SHORT PROBLEM
Every line below that mentions the word "name" should be copied out.
----
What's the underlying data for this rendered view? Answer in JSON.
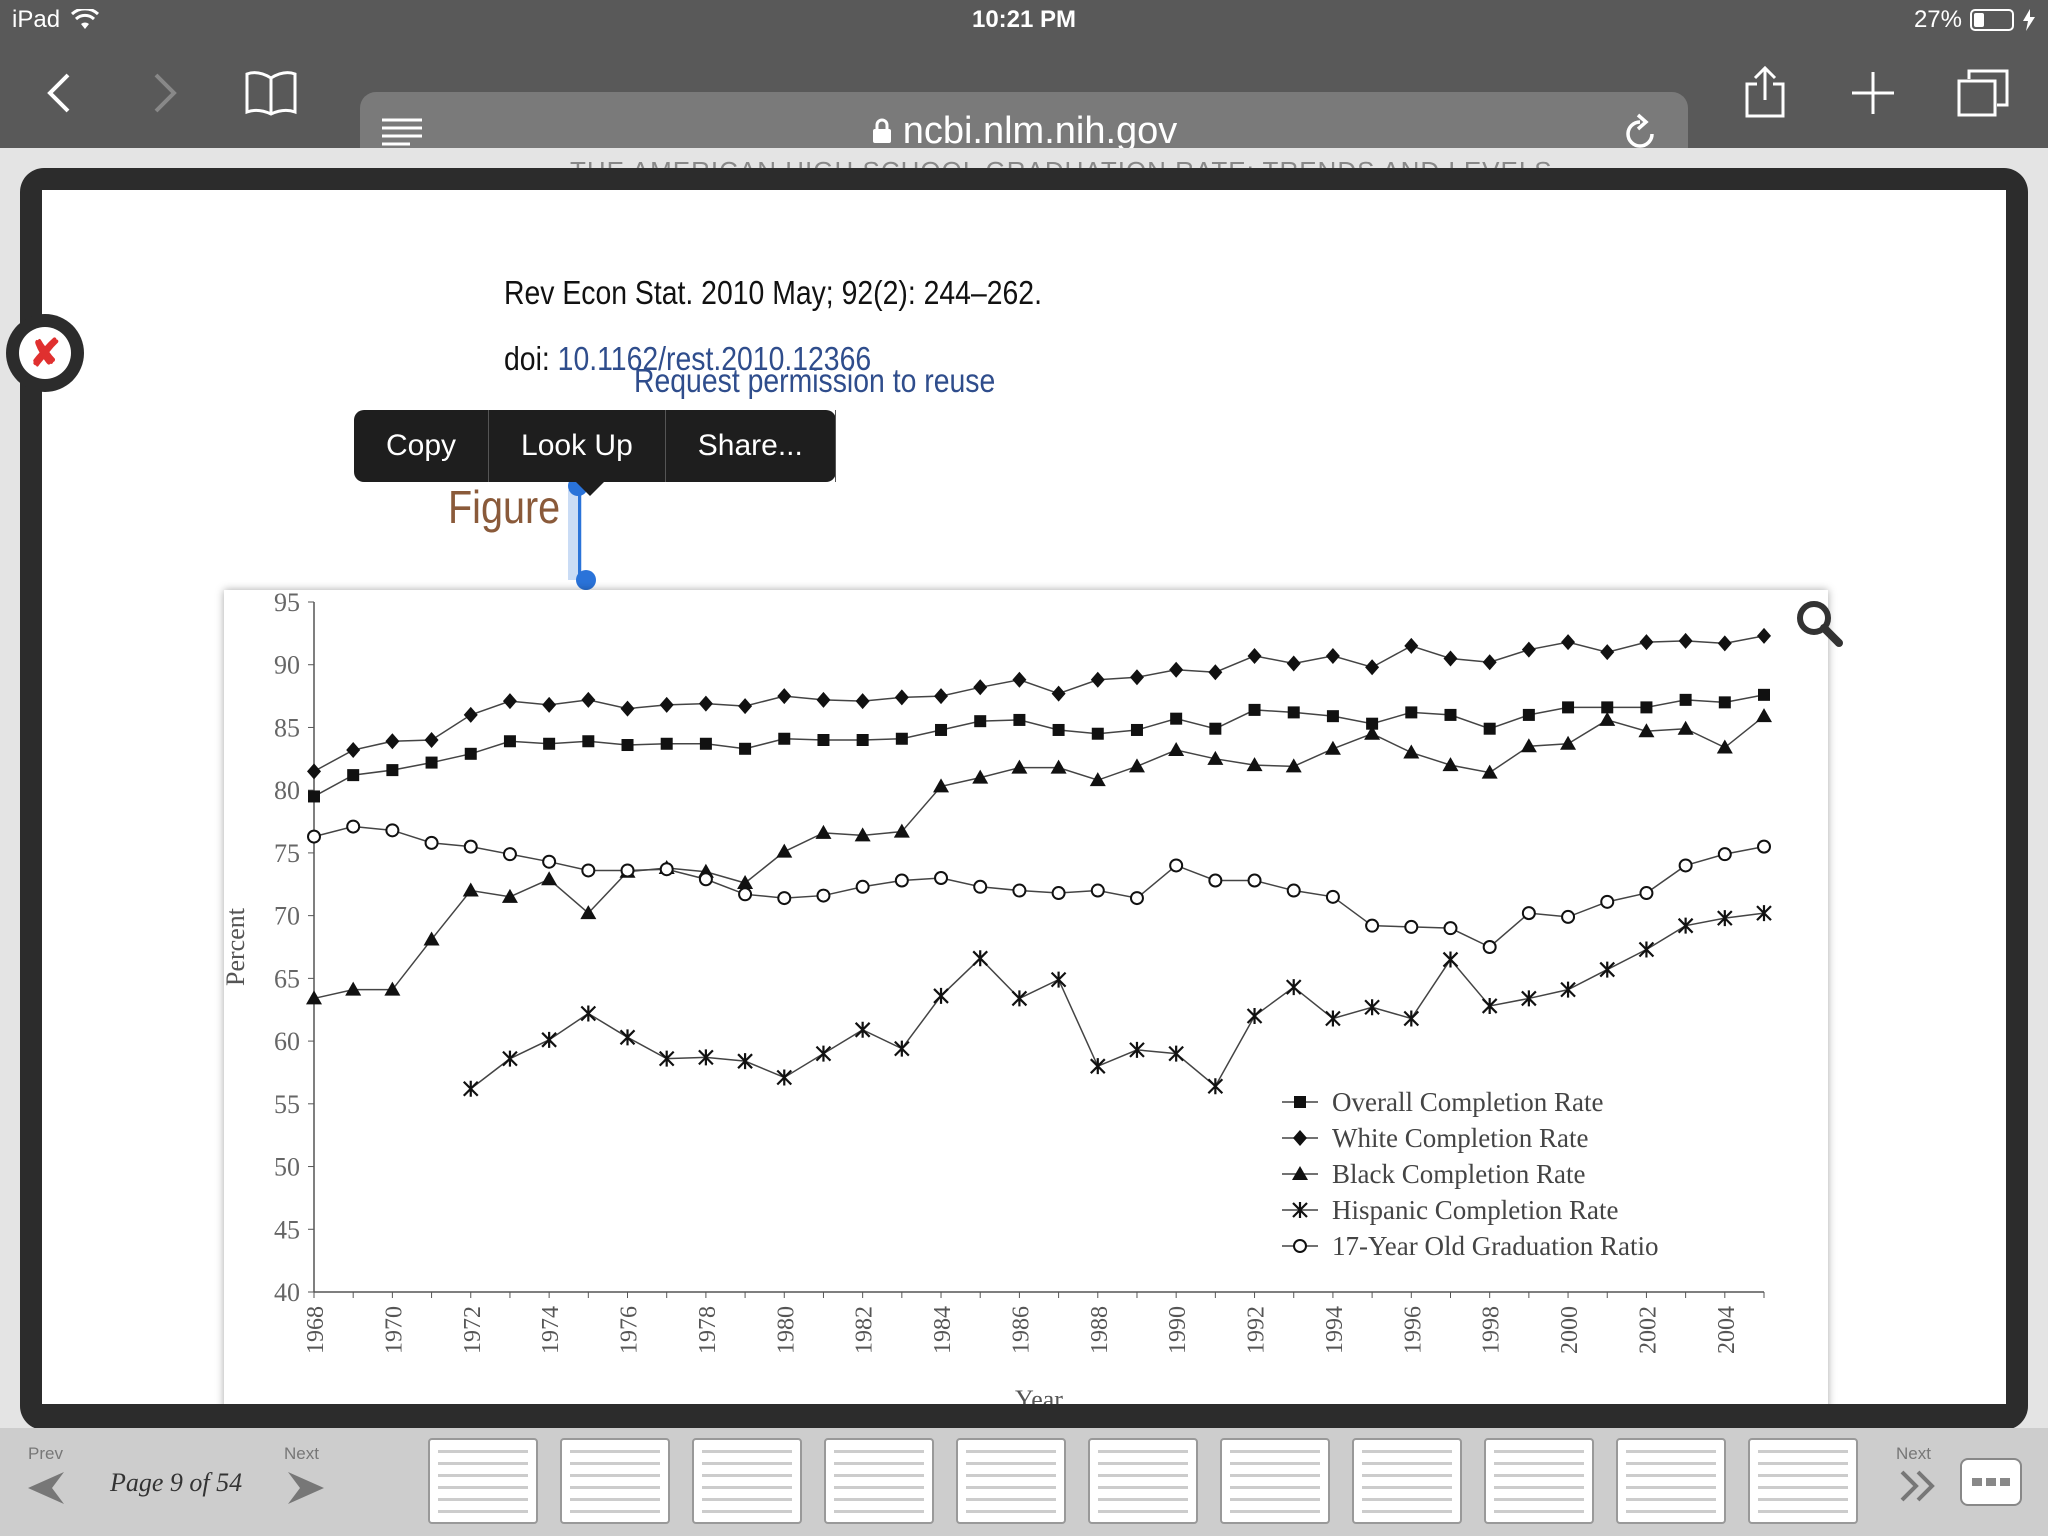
{
  "status_bar": {
    "device": "iPad",
    "time": "10:21 PM",
    "battery": "27%",
    "battery_level": 0.27
  },
  "browser": {
    "url": "ncbi.nlm.nih.gov"
  },
  "page": {
    "header_title": "THE AMERICAN HIGH SCHOOL GRADUATION RATE: TRENDS AND LEVELS",
    "citation": "Rev Econ Stat. 2010 May; 92(2): 244–262.",
    "doi_label": "doi:",
    "doi_value": "10.1162/rest.2010.12366",
    "permission_link": "Request permission to reuse",
    "figure_title": "Figure"
  },
  "context_menu": {
    "items": [
      "Copy",
      "Look Up",
      "Share..."
    ]
  },
  "chart_data": {
    "type": "line",
    "xlabel": "Year",
    "ylabel": "Percent",
    "xlim": [
      1968,
      2005
    ],
    "ylim": [
      40,
      95
    ],
    "yticks": [
      40,
      45,
      50,
      55,
      60,
      65,
      70,
      75,
      80,
      85,
      90,
      95
    ],
    "xticks": [
      1968,
      1970,
      1972,
      1974,
      1976,
      1978,
      1980,
      1982,
      1984,
      1986,
      1988,
      1990,
      1992,
      1994,
      1996,
      1998,
      2000,
      2002,
      2004
    ],
    "legend_position": "bottom-right",
    "series": [
      {
        "name": "Overall Completion Rate",
        "marker": "square",
        "x": [
          1968,
          1969,
          1970,
          1971,
          1972,
          1973,
          1974,
          1975,
          1976,
          1977,
          1978,
          1979,
          1980,
          1981,
          1982,
          1983,
          1984,
          1985,
          1986,
          1987,
          1988,
          1989,
          1990,
          1991,
          1992,
          1993,
          1994,
          1995,
          1996,
          1997,
          1998,
          1999,
          2000,
          2001,
          2002,
          2003,
          2004,
          2005
        ],
        "values": [
          79.5,
          81.2,
          81.6,
          82.2,
          82.9,
          83.9,
          83.7,
          83.9,
          83.6,
          83.7,
          83.7,
          83.3,
          84.1,
          84.0,
          84.0,
          84.1,
          84.8,
          85.5,
          85.6,
          84.8,
          84.5,
          84.8,
          85.7,
          84.9,
          86.4,
          86.2,
          85.9,
          85.3,
          86.2,
          86.0,
          84.9,
          86.0,
          86.6,
          86.6,
          86.6,
          87.2,
          87.0,
          87.6
        ]
      },
      {
        "name": "White Completion Rate",
        "marker": "diamond",
        "x": [
          1968,
          1969,
          1970,
          1971,
          1972,
          1973,
          1974,
          1975,
          1976,
          1977,
          1978,
          1979,
          1980,
          1981,
          1982,
          1983,
          1984,
          1985,
          1986,
          1987,
          1988,
          1989,
          1990,
          1991,
          1992,
          1993,
          1994,
          1995,
          1996,
          1997,
          1998,
          1999,
          2000,
          2001,
          2002,
          2003,
          2004,
          2005
        ],
        "values": [
          81.5,
          83.2,
          83.9,
          84.0,
          86.0,
          87.1,
          86.8,
          87.2,
          86.5,
          86.8,
          86.9,
          86.7,
          87.5,
          87.2,
          87.1,
          87.4,
          87.5,
          88.2,
          88.8,
          87.7,
          88.8,
          89.0,
          89.6,
          89.4,
          90.7,
          90.1,
          90.7,
          89.8,
          91.5,
          90.5,
          90.2,
          91.2,
          91.8,
          91.0,
          91.8,
          91.9,
          91.7,
          92.3
        ]
      },
      {
        "name": "Black Completion Rate",
        "marker": "triangle",
        "x": [
          1968,
          1969,
          1970,
          1971,
          1972,
          1973,
          1974,
          1975,
          1976,
          1977,
          1978,
          1979,
          1980,
          1981,
          1982,
          1983,
          1984,
          1985,
          1986,
          1987,
          1988,
          1989,
          1990,
          1991,
          1992,
          1993,
          1994,
          1995,
          1996,
          1997,
          1998,
          1999,
          2000,
          2001,
          2002,
          2003,
          2004,
          2005
        ],
        "values": [
          63.4,
          64.1,
          64.1,
          68.1,
          72.0,
          71.5,
          72.9,
          70.2,
          73.5,
          73.8,
          73.5,
          72.6,
          75.1,
          76.6,
          76.4,
          76.7,
          80.3,
          81.0,
          81.8,
          81.8,
          80.8,
          81.9,
          83.2,
          82.5,
          82.0,
          81.9,
          83.3,
          84.5,
          83.0,
          82.0,
          81.4,
          83.5,
          83.7,
          85.6,
          84.7,
          84.9,
          83.4,
          85.9
        ]
      },
      {
        "name": "Hispanic Completion Rate",
        "marker": "asterisk",
        "x": [
          1972,
          1973,
          1974,
          1975,
          1976,
          1977,
          1978,
          1979,
          1980,
          1981,
          1982,
          1983,
          1984,
          1985,
          1986,
          1987,
          1988,
          1989,
          1990,
          1991,
          1992,
          1993,
          1994,
          1995,
          1996,
          1997,
          1998,
          1999,
          2000,
          2001,
          2002,
          2003,
          2004,
          2005
        ],
        "values": [
          56.2,
          58.6,
          60.1,
          62.2,
          60.3,
          58.6,
          58.7,
          58.4,
          57.1,
          59.0,
          60.9,
          59.4,
          63.6,
          66.6,
          63.4,
          64.9,
          58.0,
          59.3,
          59.0,
          56.4,
          62.0,
          64.3,
          61.8,
          62.7,
          61.8,
          66.5,
          62.8,
          63.4,
          64.1,
          65.7,
          67.3,
          69.2,
          69.8,
          70.2
        ]
      },
      {
        "name": "17-Year Old Graduation Ratio",
        "marker": "circle",
        "x": [
          1968,
          1969,
          1970,
          1971,
          1972,
          1973,
          1974,
          1975,
          1976,
          1977,
          1978,
          1979,
          1980,
          1981,
          1982,
          1983,
          1984,
          1985,
          1986,
          1987,
          1988,
          1989,
          1990,
          1991,
          1992,
          1993,
          1994,
          1995,
          1996,
          1997,
          1998,
          1999,
          2000,
          2001,
          2002,
          2003,
          2004,
          2005
        ],
        "values": [
          76.3,
          77.1,
          76.8,
          75.8,
          75.5,
          74.9,
          74.3,
          73.6,
          73.6,
          73.7,
          72.9,
          71.7,
          71.4,
          71.6,
          72.3,
          72.8,
          73.0,
          72.3,
          72.0,
          71.8,
          72.0,
          71.4,
          74.0,
          72.8,
          72.8,
          72.0,
          71.5,
          69.2,
          69.1,
          69.0,
          67.5,
          70.2,
          69.9,
          71.1,
          71.8,
          74.0,
          74.9,
          75.5
        ]
      }
    ]
  },
  "bottom_bar": {
    "prev_label": "Prev",
    "next_label": "Next",
    "page_indicator": "Page 9 of 54",
    "thumbnails_count": 11
  }
}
----
TASK RESPONSE
        "name": "Overall Completion Rate",
        "name": "White Completion Rate",
        "name": "Black Completion Rate",
        "name": "Hispanic Completion Rate",
        "name": "17-Year Old Graduation Ratio",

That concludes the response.